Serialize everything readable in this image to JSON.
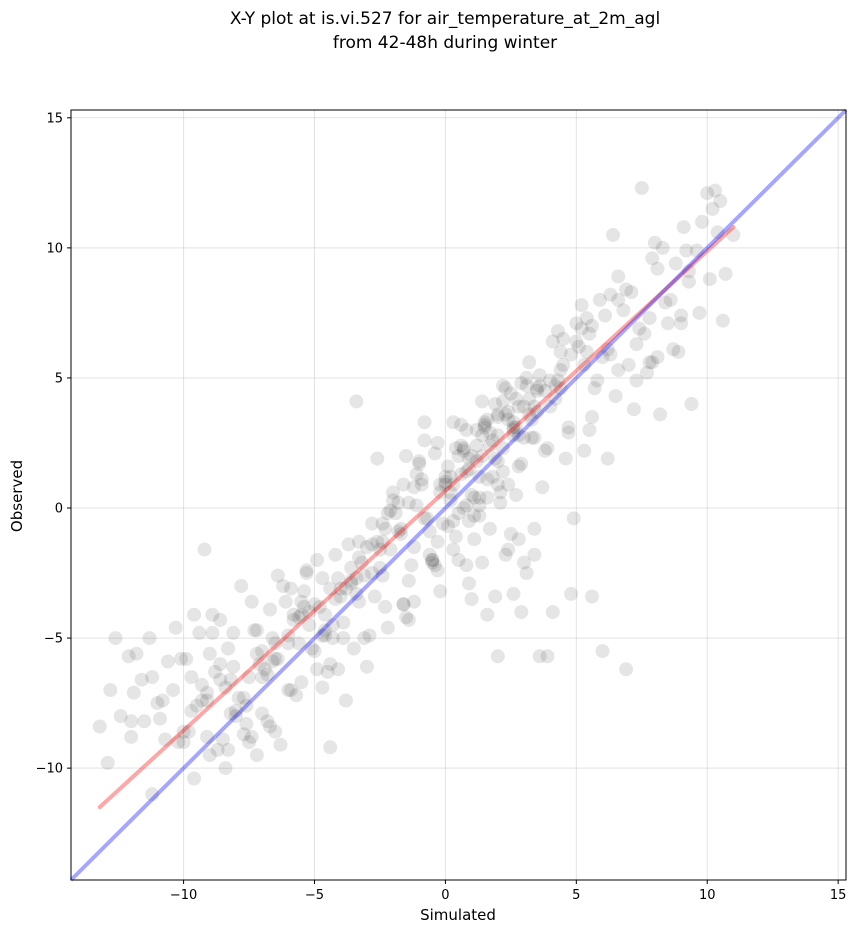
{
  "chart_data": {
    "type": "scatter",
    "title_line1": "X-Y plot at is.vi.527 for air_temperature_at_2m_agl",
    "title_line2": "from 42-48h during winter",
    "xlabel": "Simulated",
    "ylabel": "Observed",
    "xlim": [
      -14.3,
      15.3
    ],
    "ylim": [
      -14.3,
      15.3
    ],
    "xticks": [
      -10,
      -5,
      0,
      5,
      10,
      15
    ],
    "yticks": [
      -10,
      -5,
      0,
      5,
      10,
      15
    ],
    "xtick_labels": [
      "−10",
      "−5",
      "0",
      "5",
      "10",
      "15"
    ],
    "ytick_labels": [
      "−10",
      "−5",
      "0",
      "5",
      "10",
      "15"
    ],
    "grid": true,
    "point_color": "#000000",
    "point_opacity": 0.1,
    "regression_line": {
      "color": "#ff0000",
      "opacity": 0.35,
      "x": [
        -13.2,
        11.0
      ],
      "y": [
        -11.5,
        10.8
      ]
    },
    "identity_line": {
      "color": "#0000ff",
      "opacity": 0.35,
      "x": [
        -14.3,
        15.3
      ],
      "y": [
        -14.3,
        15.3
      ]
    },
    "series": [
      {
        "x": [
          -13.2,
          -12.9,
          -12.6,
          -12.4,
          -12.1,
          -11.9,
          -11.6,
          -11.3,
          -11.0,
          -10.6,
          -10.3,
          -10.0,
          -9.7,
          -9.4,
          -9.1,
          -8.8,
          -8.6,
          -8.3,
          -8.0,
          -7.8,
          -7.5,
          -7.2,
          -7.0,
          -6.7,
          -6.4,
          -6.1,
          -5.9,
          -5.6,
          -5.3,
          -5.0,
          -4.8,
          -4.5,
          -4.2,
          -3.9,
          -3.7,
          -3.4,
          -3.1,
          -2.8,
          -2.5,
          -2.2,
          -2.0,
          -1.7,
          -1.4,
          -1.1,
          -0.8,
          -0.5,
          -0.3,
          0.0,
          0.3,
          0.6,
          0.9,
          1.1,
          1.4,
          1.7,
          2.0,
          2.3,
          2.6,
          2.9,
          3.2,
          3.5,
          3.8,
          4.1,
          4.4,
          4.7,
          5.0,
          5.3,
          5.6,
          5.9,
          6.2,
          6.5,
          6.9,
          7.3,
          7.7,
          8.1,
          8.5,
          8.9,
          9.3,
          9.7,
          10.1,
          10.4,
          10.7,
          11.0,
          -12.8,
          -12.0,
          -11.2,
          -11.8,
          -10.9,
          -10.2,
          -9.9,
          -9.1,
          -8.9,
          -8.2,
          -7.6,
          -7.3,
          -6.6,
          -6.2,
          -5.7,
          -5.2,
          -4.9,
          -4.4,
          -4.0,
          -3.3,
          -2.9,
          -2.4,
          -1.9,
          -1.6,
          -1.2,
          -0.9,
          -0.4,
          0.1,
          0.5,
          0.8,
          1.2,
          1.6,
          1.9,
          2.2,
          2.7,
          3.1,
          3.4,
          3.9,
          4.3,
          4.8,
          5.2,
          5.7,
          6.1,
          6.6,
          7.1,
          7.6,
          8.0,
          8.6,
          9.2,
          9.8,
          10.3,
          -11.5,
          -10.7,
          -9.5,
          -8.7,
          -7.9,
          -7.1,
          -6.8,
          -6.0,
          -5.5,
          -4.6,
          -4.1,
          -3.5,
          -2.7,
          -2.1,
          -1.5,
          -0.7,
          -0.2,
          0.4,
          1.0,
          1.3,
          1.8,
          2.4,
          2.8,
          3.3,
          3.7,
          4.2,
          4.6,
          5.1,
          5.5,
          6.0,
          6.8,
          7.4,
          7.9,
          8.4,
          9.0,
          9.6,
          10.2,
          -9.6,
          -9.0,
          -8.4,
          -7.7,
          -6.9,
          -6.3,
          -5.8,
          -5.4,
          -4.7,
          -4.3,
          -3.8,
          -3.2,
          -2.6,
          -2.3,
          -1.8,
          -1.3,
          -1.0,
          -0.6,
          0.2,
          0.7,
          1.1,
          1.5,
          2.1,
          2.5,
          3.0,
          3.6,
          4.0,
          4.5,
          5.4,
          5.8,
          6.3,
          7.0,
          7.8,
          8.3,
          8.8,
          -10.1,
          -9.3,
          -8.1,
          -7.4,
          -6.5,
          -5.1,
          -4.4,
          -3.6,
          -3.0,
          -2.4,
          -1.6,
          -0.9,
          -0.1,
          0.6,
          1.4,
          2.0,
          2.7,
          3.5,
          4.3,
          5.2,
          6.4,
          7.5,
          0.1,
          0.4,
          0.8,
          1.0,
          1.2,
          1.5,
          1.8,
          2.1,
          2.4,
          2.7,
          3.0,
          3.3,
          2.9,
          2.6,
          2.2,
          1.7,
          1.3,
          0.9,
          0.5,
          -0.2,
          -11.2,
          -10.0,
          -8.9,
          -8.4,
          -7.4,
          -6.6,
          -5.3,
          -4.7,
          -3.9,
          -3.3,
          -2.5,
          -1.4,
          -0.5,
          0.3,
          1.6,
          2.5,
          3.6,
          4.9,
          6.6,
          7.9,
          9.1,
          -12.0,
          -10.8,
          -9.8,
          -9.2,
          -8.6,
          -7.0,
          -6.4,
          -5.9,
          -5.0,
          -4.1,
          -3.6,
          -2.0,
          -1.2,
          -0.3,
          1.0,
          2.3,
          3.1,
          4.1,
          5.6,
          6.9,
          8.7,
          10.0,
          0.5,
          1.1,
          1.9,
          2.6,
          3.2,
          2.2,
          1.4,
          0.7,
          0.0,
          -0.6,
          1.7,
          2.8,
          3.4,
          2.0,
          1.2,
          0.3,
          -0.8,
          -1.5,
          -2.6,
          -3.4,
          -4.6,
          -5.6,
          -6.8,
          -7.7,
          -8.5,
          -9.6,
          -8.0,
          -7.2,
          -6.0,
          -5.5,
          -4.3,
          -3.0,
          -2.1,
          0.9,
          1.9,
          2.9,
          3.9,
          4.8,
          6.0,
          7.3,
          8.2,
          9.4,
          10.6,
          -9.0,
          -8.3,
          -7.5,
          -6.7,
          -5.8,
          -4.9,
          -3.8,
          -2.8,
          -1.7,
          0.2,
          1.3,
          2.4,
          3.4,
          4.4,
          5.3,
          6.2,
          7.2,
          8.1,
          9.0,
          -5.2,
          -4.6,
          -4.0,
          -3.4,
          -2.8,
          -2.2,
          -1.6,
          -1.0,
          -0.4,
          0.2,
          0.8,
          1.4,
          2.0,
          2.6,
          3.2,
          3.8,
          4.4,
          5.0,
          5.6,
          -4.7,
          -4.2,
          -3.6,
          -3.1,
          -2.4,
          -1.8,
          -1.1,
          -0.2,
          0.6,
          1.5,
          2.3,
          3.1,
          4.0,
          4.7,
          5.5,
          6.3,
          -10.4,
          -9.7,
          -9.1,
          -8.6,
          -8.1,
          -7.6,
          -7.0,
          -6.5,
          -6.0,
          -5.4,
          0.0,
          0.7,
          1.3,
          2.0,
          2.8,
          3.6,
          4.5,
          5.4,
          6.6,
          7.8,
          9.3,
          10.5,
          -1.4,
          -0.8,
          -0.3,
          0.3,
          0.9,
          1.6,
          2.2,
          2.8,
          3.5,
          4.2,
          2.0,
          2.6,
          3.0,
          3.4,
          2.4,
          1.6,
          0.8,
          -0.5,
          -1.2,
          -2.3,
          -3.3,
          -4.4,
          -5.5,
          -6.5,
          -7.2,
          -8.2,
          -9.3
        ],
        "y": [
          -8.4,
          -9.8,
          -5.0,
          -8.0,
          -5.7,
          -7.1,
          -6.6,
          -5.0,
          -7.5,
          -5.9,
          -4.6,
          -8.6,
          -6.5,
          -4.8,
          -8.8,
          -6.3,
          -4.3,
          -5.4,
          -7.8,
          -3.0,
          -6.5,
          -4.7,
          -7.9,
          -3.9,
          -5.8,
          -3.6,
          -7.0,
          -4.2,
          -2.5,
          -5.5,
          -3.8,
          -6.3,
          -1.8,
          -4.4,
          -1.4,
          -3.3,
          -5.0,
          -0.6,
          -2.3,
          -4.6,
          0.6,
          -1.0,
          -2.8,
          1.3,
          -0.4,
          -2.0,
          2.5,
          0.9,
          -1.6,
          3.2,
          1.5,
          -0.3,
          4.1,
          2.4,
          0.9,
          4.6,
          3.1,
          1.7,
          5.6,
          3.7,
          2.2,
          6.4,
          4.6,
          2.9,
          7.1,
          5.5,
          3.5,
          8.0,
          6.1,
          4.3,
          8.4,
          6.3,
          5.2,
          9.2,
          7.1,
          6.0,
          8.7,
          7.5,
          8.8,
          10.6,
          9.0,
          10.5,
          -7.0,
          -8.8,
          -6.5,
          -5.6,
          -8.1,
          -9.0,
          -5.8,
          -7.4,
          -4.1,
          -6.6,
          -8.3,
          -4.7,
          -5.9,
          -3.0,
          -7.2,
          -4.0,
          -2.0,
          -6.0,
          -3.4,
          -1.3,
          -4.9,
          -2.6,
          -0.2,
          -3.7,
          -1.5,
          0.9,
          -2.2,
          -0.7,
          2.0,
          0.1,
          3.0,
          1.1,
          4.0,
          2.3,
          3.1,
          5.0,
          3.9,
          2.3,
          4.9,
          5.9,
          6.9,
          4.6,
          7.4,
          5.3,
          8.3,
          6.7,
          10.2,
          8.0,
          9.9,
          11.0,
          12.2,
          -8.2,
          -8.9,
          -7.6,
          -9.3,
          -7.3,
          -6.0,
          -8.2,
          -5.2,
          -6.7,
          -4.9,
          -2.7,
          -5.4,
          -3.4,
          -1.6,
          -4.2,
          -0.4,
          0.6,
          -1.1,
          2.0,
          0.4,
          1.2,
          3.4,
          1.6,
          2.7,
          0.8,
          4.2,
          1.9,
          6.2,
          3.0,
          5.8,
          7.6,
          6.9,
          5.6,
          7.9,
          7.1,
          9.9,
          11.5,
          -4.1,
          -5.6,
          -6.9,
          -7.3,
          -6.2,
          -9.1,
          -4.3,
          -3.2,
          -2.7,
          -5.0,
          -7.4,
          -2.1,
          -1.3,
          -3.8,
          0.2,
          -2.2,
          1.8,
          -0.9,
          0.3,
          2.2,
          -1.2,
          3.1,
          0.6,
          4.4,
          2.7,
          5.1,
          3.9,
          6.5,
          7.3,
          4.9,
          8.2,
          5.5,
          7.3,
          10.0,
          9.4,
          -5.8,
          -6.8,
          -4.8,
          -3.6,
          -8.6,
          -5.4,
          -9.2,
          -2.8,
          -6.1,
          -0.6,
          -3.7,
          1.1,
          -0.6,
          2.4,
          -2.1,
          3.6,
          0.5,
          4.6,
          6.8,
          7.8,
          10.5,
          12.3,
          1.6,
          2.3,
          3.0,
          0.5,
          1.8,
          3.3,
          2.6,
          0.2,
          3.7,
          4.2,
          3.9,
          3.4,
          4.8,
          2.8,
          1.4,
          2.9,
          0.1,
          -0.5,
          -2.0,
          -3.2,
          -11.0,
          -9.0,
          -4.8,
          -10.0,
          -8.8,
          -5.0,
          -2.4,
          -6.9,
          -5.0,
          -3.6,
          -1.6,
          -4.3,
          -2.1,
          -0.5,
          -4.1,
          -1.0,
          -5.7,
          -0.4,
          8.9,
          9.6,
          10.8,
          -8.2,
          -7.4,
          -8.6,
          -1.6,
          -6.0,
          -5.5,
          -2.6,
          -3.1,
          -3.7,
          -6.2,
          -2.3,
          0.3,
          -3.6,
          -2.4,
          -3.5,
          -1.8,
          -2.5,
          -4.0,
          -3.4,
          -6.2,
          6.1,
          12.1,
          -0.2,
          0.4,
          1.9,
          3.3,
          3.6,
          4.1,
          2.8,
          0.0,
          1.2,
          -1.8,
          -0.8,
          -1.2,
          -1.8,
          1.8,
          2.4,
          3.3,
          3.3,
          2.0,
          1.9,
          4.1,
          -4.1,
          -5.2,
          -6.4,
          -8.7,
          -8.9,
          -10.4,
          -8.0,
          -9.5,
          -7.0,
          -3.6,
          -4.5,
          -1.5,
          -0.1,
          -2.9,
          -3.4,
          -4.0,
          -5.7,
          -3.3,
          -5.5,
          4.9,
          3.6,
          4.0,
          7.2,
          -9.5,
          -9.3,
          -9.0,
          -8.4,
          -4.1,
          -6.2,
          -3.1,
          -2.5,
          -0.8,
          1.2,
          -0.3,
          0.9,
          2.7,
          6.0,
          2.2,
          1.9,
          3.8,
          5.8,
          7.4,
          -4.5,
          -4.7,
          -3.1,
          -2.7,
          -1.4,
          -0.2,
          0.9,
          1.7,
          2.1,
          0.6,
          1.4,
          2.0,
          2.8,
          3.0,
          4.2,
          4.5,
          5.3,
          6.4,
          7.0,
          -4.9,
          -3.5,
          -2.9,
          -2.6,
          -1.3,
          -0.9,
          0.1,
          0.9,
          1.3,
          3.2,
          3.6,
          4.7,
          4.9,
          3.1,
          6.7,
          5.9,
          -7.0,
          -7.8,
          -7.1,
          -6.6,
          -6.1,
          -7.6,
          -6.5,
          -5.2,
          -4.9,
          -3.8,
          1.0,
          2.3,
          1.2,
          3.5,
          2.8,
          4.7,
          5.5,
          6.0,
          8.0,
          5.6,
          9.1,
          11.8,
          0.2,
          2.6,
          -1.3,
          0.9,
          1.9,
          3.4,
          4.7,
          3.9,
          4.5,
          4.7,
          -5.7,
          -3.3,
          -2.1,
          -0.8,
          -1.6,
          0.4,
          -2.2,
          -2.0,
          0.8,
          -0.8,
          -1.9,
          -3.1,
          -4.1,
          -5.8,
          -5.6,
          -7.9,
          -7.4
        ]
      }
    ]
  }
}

===============

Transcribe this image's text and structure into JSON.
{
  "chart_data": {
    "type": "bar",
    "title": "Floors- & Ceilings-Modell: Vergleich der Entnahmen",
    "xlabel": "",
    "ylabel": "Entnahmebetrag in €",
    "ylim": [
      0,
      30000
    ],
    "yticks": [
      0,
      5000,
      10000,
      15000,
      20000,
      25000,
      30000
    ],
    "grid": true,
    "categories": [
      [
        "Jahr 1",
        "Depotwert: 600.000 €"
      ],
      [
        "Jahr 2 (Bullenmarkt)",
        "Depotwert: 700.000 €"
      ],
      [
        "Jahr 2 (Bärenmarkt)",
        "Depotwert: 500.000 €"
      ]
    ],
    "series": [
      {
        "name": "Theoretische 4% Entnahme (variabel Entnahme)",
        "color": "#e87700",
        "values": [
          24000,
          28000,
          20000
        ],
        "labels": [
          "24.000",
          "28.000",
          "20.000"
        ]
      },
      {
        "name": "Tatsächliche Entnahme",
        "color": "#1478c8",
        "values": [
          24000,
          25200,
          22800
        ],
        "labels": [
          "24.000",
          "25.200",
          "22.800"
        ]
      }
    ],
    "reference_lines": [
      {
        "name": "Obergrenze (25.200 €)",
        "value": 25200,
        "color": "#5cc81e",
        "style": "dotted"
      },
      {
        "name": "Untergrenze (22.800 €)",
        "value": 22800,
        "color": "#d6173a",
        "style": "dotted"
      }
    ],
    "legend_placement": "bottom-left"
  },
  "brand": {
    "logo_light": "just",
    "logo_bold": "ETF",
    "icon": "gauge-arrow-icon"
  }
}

===============

▶ **STATED TASK**:
State how many lines of the listing hold the string "this"; reply with the number and nothing else.

▶ **FULL SOLUTION**:
2